__PROBLEM TO SOLVE__. Copy the data exactly; pictures stay out of the copy.

__INFORMATION PROVIDED__.
— Begin —

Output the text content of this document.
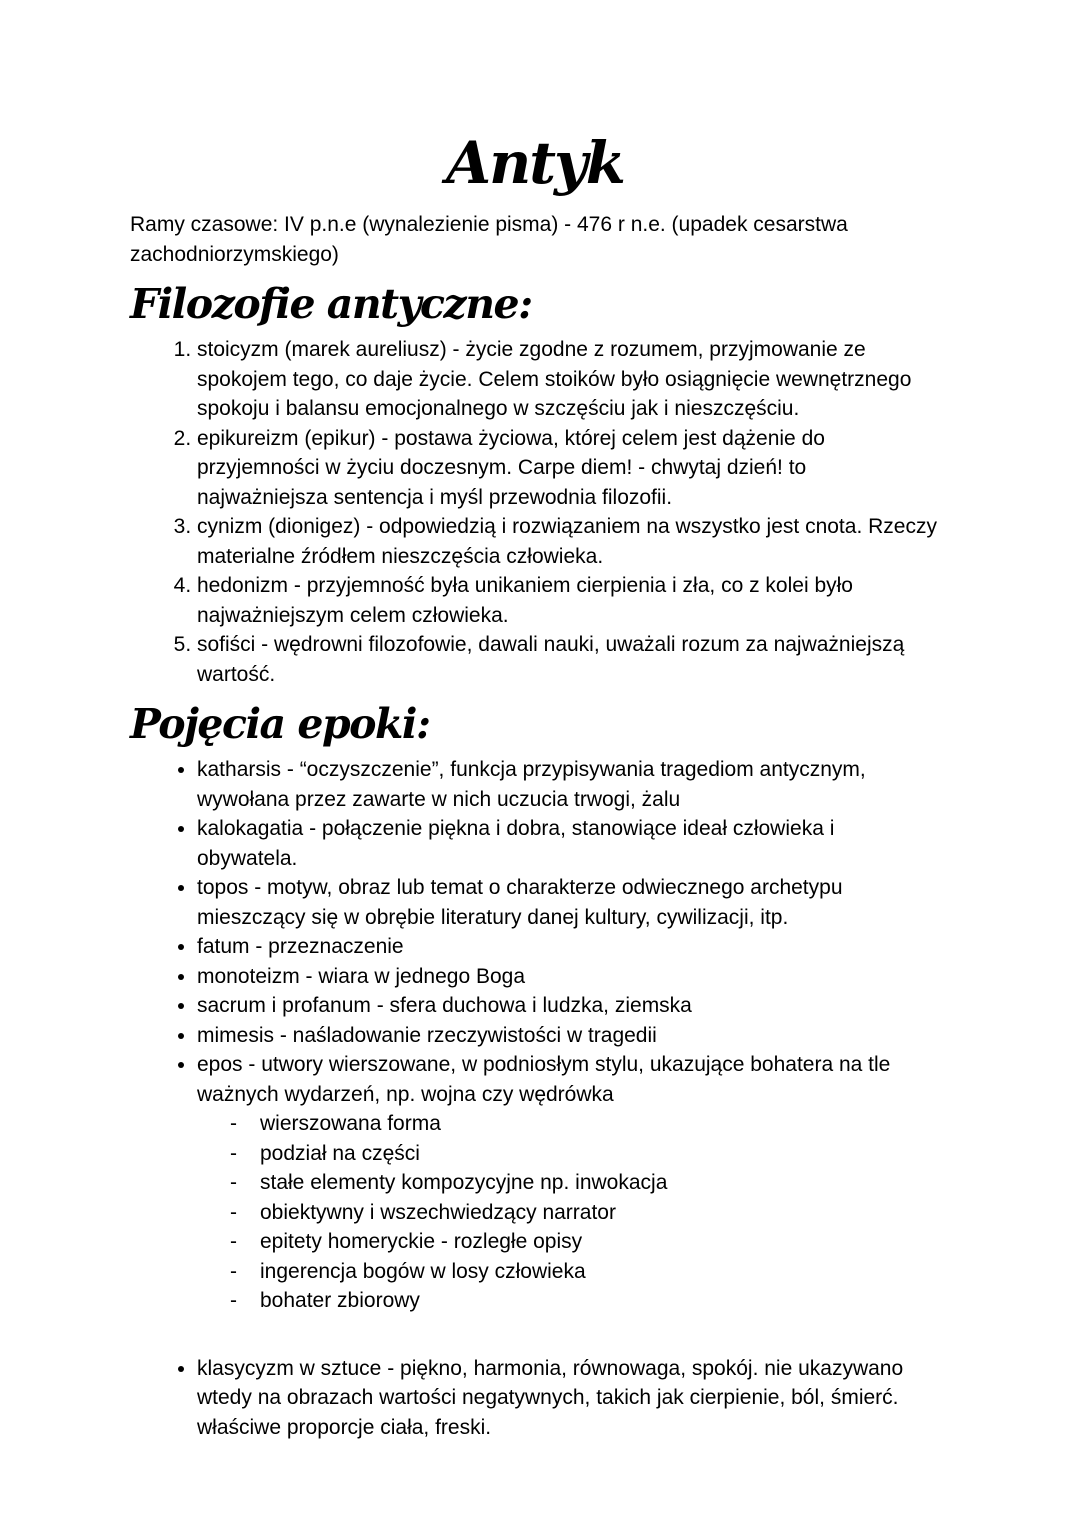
Antyk

Ramy czasowe: IV p.n.e (wynalezienie pisma) - 476 r n.e. (upadek cesarstwa zachodniorzymskiego)

Filozofie antyczne:
1. stoicyzm (marek aureliusz) - życie zgodne z rozumem, przyjmowanie ze spokojem tego, co daje życie. Celem stoików było osiągnięcie wewnętrznego spokoju i balansu emocjonalnego w szczęściu jak i nieszczęściu.
2. epikureizm (epikur) - postawa życiowa, której celem jest dążenie do przyjemności w życiu doczesnym. Carpe diem! - chwytaj dzień! to najważniejsza sentencja i myśl przewodnia filozofii.
3. cynizm (dionigez) - odpowiedzią i rozwiązaniem na wszystko jest cnota. Rzeczy materialne źródłem nieszczęścia człowieka.
4. hedonizm - przyjemność była unikaniem cierpienia i zła, co z kolei było najważniejszym celem człowieka.
5. sofiści - wędrowni filozofowie, dawali nauki, uważali rozum za najważniejszą wartość.
Pojęcia epoki:
• katharsis - “oczyszczenie”, funkcja przypisywania tragediom antycznym, wywołana przez zawarte w nich uczucia trwogi, żalu
• kalokagatia - połączenie piękna i dobra, stanowiące ideał człowieka i obywatela.
• topos - motyw, obraz lub temat o charakterze odwiecznego archetypu mieszczący się w obrębie literatury danej kultury, cywilizacji, itp.
• fatum - przeznaczenie
• monoteizm - wiara w jednego Boga
• sacrum i profanum - sfera duchowa i ludzka, ziemska
• mimesis - naśladowanie rzeczywistości w tragedii
• epos - utwory wierszowane, w podniosłym stylu, ukazujące bohatera na tle ważnych wydarzeń, np. wojna czy wędrówka
- wierszowana forma
- podział na części
- stałe elementy kompozycyjne np. inwokacja
- obiektywny i wszechwiedzący narrator
- epitety homeryckie - rozległe opisy
- ingerencja bogów w losy człowieka
- bohater zbiorowy
• klasycyzm w sztuce - piękno, harmonia, równowaga, spokój. nie ukazywano wtedy na obrazach wartości negatywnych, takich jak cierpienie, ból, śmierć. właściwe proporcje ciała, freski.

— End —

__COMPLETED TASK__.
Output the text content of this document.
Antyk

Ramy czasowe: IV p.n.e (wynalezienie pisma) - 476 r n.e. (upadek cesarstwa zachodniorzymskiego)

Filozofie antyczne:
1. stoicyzm (marek aureliusz) - życie zgodne z rozumem, przyjmowanie ze spokojem tego, co daje życie. Celem stoików było osiągnięcie wewnętrznego spokoju i balansu emocjonalnego w szczęściu jak i nieszczęściu.
2. epikureizm (epikur) - postawa życiowa, której celem jest dążenie do przyjemności w życiu doczesnym. Carpe diem! - chwytaj dzień! to najważniejsza sentencja i myśl przewodnia filozofii.
3. cynizm (dionigez) - odpowiedzią i rozwiązaniem na wszystko jest cnota. Rzeczy materialne źródłem nieszczęścia człowieka.
4. hedonizm - przyjemność była unikaniem cierpienia i zła, co z kolei było najważniejszym celem człowieka.
5. sofiści - wędrowni filozofowie, dawali nauki, uważali rozum za najważniejszą wartość.
Pojęcia epoki:
• katharsis - “oczyszczenie”, funkcja przypisywania tragediom antycznym, wywołana przez zawarte w nich uczucia trwogi, żalu
• kalokagatia - połączenie piękna i dobra, stanowiące ideał człowieka i obywatela.
• topos - motyw, obraz lub temat o charakterze odwiecznego archetypu mieszczący się w obrębie literatury danej kultury, cywilizacji, itp.
• fatum - przeznaczenie
• monoteizm - wiara w jednego Boga
• sacrum i profanum - sfera duchowa i ludzka, ziemska
• mimesis - naśladowanie rzeczywistości w tragedii
• epos - utwory wierszowane, w podniosłym stylu, ukazujące bohatera na tle ważnych wydarzeń, np. wojna czy wędrówka
- wierszowana forma
- podział na części
- stałe elementy kompozycyjne np. inwokacja
- obiektywny i wszechwiedzący narrator
- epitety homeryckie - rozległe opisy
- ingerencja bogów w losy człowieka
- bohater zbiorowy
• klasycyzm w sztuce - piękno, harmonia, równowaga, spokój. nie ukazywano wtedy na obrazach wartości negatywnych, takich jak cierpienie, ból, śmierć. właściwe proporcje ciała, freski.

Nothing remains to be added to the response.